▶ STATED PROBLEM: All of the material below is to be returned exactly.

-- START --

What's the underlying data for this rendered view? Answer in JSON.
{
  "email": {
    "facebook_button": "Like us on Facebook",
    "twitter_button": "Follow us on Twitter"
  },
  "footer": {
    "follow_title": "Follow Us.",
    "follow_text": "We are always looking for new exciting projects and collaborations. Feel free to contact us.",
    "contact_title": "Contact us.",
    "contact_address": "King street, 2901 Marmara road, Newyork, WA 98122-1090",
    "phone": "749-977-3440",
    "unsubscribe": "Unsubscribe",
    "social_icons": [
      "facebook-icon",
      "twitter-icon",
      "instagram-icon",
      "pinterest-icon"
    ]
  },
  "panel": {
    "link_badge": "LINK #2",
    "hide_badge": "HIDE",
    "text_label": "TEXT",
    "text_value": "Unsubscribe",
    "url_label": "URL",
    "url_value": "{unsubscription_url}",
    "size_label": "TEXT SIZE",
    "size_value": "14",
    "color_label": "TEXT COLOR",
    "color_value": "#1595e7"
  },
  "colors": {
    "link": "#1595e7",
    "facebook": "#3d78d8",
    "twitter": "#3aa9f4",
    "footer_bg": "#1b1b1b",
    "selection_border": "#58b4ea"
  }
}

-- END --

▶ WORKED SOLUTION:
What's the underlying data for this rendered view? Answer in JSON.
{
  "email": {
    "facebook_button": "Like us on Facebook",
    "twitter_button": "Follow us on Twitter"
  },
  "footer": {
    "follow_title": "Follow Us.",
    "follow_text": "We are always looking for new exciting projects and collaborations. Feel free to contact us.",
    "contact_title": "Contact us.",
    "contact_address": "King street, 2901 Marmara road, Newyork, WA 98122-1090",
    "phone": "749-977-3440",
    "unsubscribe": "Unsubscribe",
    "social_icons": [
      "facebook-icon",
      "twitter-icon",
      "instagram-icon",
      "pinterest-icon"
    ]
  },
  "panel": {
    "link_badge": "LINK #2",
    "hide_badge": "HIDE",
    "text_label": "TEXT",
    "text_value": "Unsubscribe",
    "url_label": "URL",
    "url_value": "{unsubscription_url}",
    "size_label": "TEXT SIZE",
    "size_value": "14",
    "color_label": "TEXT COLOR",
    "color_value": "#1595e7"
  },
  "colors": {
    "link": "#1595e7",
    "facebook": "#3d78d8",
    "twitter": "#3aa9f4",
    "footer_bg": "#1b1b1b",
    "selection_border": "#58b4ea"
  }
}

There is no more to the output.